-- THE EXERCISE --
Return the listing below unchanged, minus its pictures.

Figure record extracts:
"""

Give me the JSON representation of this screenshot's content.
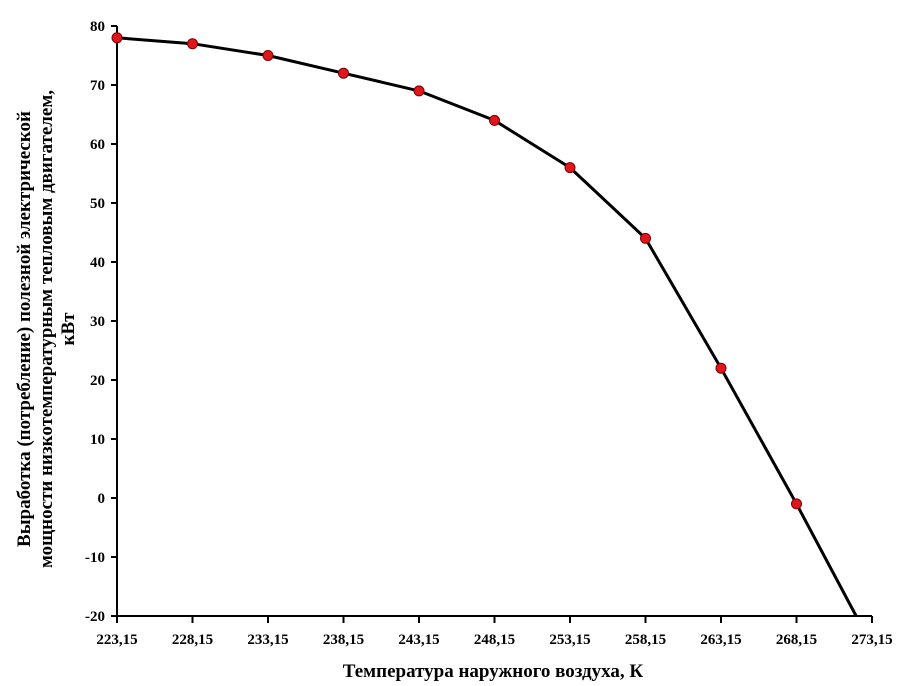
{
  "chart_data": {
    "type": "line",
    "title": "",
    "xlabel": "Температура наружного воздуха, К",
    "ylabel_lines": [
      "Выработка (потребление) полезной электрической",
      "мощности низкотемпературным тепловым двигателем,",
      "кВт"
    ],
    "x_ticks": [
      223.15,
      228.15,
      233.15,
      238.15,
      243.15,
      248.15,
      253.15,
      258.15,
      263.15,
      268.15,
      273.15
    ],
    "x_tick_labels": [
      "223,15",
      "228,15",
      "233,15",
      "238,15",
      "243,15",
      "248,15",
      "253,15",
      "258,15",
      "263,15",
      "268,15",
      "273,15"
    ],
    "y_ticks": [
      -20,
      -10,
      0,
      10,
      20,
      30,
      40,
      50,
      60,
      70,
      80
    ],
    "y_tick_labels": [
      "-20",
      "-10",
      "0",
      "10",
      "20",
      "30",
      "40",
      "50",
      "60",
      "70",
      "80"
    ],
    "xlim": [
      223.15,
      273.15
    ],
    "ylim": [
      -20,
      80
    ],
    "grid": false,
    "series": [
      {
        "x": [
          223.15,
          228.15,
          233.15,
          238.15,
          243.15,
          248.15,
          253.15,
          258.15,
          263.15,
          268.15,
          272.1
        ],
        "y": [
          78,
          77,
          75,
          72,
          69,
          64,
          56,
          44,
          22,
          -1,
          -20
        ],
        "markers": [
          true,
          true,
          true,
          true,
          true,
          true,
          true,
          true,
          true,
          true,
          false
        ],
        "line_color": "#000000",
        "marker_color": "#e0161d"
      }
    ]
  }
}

"""

-- ANSWER BELOW --
Give me the JSON representation of this screenshot's content.
{
  "chart_data": {
    "type": "line",
    "title": "",
    "xlabel": "Температура наружного воздуха, К",
    "ylabel_lines": [
      "Выработка (потребление) полезной электрической",
      "мощности низкотемпературным тепловым двигателем,",
      "кВт"
    ],
    "x_ticks": [
      223.15,
      228.15,
      233.15,
      238.15,
      243.15,
      248.15,
      253.15,
      258.15,
      263.15,
      268.15,
      273.15
    ],
    "x_tick_labels": [
      "223,15",
      "228,15",
      "233,15",
      "238,15",
      "243,15",
      "248,15",
      "253,15",
      "258,15",
      "263,15",
      "268,15",
      "273,15"
    ],
    "y_ticks": [
      -20,
      -10,
      0,
      10,
      20,
      30,
      40,
      50,
      60,
      70,
      80
    ],
    "y_tick_labels": [
      "-20",
      "-10",
      "0",
      "10",
      "20",
      "30",
      "40",
      "50",
      "60",
      "70",
      "80"
    ],
    "xlim": [
      223.15,
      273.15
    ],
    "ylim": [
      -20,
      80
    ],
    "grid": false,
    "series": [
      {
        "x": [
          223.15,
          228.15,
          233.15,
          238.15,
          243.15,
          248.15,
          253.15,
          258.15,
          263.15,
          268.15,
          272.1
        ],
        "y": [
          78,
          77,
          75,
          72,
          69,
          64,
          56,
          44,
          22,
          -1,
          -20
        ],
        "markers": [
          true,
          true,
          true,
          true,
          true,
          true,
          true,
          true,
          true,
          true,
          false
        ],
        "line_color": "#000000",
        "marker_color": "#e0161d"
      }
    ]
  }
}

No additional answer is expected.